## Exercise directions
Output every line of the material exactly, omitting images.

Dataset entries
###

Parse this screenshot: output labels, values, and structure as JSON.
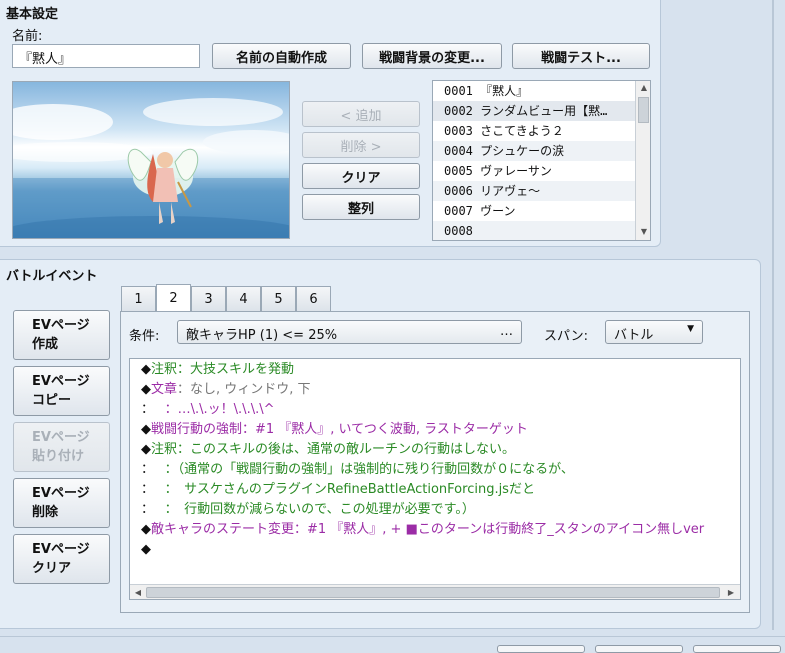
{
  "basic": {
    "title": "基本設定",
    "name_label": "名前:",
    "name_value": "『黙人』",
    "auto_name_button": "名前の自動作成",
    "change_bg_button": "戦闘背景の変更...",
    "battle_test_button": "戦闘テスト...",
    "add_button": "< 追加",
    "remove_button": "削除 >",
    "clear_button": "クリア",
    "sort_button": "整列",
    "enemies": [
      "0001 『黙人』",
      "0002 ランダムビュー用【黙…",
      "0003 さこてきよう２",
      "0004 プシュケーの涙",
      "0005 ヴァレーサン",
      "0006 リアヴェ～",
      "0007 ヴーン",
      "0008"
    ]
  },
  "battle_event": {
    "title": "バトルイベント",
    "tabs": [
      "1",
      "2",
      "3",
      "4",
      "5",
      "6"
    ],
    "active_tab": "2",
    "ev_buttons": [
      {
        "line1": "EVページ",
        "line2": "作成",
        "disabled": false
      },
      {
        "line1": "EVページ",
        "line2": "コピー",
        "disabled": false
      },
      {
        "line1": "EVページ",
        "line2": "貼り付け",
        "disabled": true
      },
      {
        "line1": "EVページ",
        "line2": "削除",
        "disabled": false
      },
      {
        "line1": "EVページ",
        "line2": "クリア",
        "disabled": false
      }
    ],
    "condition_label": "条件:",
    "condition_value": "敵キャラHP (1) <= 25%",
    "condition_more": "…",
    "span_label": "スパン:",
    "span_value": "バトル",
    "commands": [
      {
        "a": "◆",
        "b": "注釈：大技スキルを発動",
        "c": "",
        "bcolor": "green"
      },
      {
        "a": "◆",
        "b": "文章",
        "c": "：なし, ウィンドウ, 下",
        "bcolor": "purple"
      },
      {
        "a": "：",
        "b": "　 ：…\\.\\.ッ！\\.\\.\\.\\^",
        "c": "",
        "bcolor": "purple"
      },
      {
        "a": "◆",
        "b": "戦闘行動の強制：#1 『黙人』, いてつく波動, ラストターゲット",
        "c": "",
        "bcolor": "purple"
      },
      {
        "a": "◆",
        "b": "注釈：このスキルの後は、通常の敵ルーチンの行動はしない。",
        "c": "",
        "bcolor": "green"
      },
      {
        "a": "：",
        "b": "　 ：（通常の「戦闘行動の強制」は強制的に残り行動回数が０になるが、",
        "c": "",
        "bcolor": "green"
      },
      {
        "a": "：",
        "b": "　 ：　サスケさんのプラグインRefineBattleActionForcing.jsだと",
        "c": "",
        "bcolor": "green"
      },
      {
        "a": "：",
        "b": "　 ：　行動回数が減らないので、この処理が必要です。）",
        "c": "",
        "bcolor": "green"
      },
      {
        "a": "◆",
        "b": "敵キャラのステート変更：#1 『黙人』, + ■このターンは行動終了_スタンのアイコン無しver",
        "c": "",
        "bcolor": "purple"
      },
      {
        "a": "◆",
        "b": "",
        "c": "",
        "bcolor": "purple"
      }
    ]
  },
  "colors": {
    "green": "#2a8a25",
    "purple": "#9b2ca6"
  }
}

###

## Full answer
Parse this screenshot: output labels, values, and structure as JSON.
{
  "basic": {
    "title": "基本設定",
    "name_label": "名前:",
    "name_value": "『黙人』",
    "auto_name_button": "名前の自動作成",
    "change_bg_button": "戦闘背景の変更...",
    "battle_test_button": "戦闘テスト...",
    "add_button": "< 追加",
    "remove_button": "削除 >",
    "clear_button": "クリア",
    "sort_button": "整列",
    "enemies": [
      "0001 『黙人』",
      "0002 ランダムビュー用【黙…",
      "0003 さこてきよう２",
      "0004 プシュケーの涙",
      "0005 ヴァレーサン",
      "0006 リアヴェ～",
      "0007 ヴーン",
      "0008"
    ]
  },
  "battle_event": {
    "title": "バトルイベント",
    "tabs": [
      "1",
      "2",
      "3",
      "4",
      "5",
      "6"
    ],
    "active_tab": "2",
    "ev_buttons": [
      {
        "line1": "EVページ",
        "line2": "作成",
        "disabled": false
      },
      {
        "line1": "EVページ",
        "line2": "コピー",
        "disabled": false
      },
      {
        "line1": "EVページ",
        "line2": "貼り付け",
        "disabled": true
      },
      {
        "line1": "EVページ",
        "line2": "削除",
        "disabled": false
      },
      {
        "line1": "EVページ",
        "line2": "クリア",
        "disabled": false
      }
    ],
    "condition_label": "条件:",
    "condition_value": "敵キャラHP (1) <= 25%",
    "condition_more": "…",
    "span_label": "スパン:",
    "span_value": "バトル",
    "commands": [
      {
        "a": "◆",
        "b": "注釈：大技スキルを発動",
        "c": "",
        "bcolor": "green"
      },
      {
        "a": "◆",
        "b": "文章",
        "c": "：なし, ウィンドウ, 下",
        "bcolor": "purple"
      },
      {
        "a": "：",
        "b": "　 ：…\\.\\.ッ！\\.\\.\\.\\^",
        "c": "",
        "bcolor": "purple"
      },
      {
        "a": "◆",
        "b": "戦闘行動の強制：#1 『黙人』, いてつく波動, ラストターゲット",
        "c": "",
        "bcolor": "purple"
      },
      {
        "a": "◆",
        "b": "注釈：このスキルの後は、通常の敵ルーチンの行動はしない。",
        "c": "",
        "bcolor": "green"
      },
      {
        "a": "：",
        "b": "　 ：（通常の「戦闘行動の強制」は強制的に残り行動回数が０になるが、",
        "c": "",
        "bcolor": "green"
      },
      {
        "a": "：",
        "b": "　 ：　サスケさんのプラグインRefineBattleActionForcing.jsだと",
        "c": "",
        "bcolor": "green"
      },
      {
        "a": "：",
        "b": "　 ：　行動回数が減らないので、この処理が必要です。）",
        "c": "",
        "bcolor": "green"
      },
      {
        "a": "◆",
        "b": "敵キャラのステート変更：#1 『黙人』, + ■このターンは行動終了_スタンのアイコン無しver",
        "c": "",
        "bcolor": "purple"
      },
      {
        "a": "◆",
        "b": "",
        "c": "",
        "bcolor": "purple"
      }
    ]
  },
  "colors": {
    "green": "#2a8a25",
    "purple": "#9b2ca6"
  }
}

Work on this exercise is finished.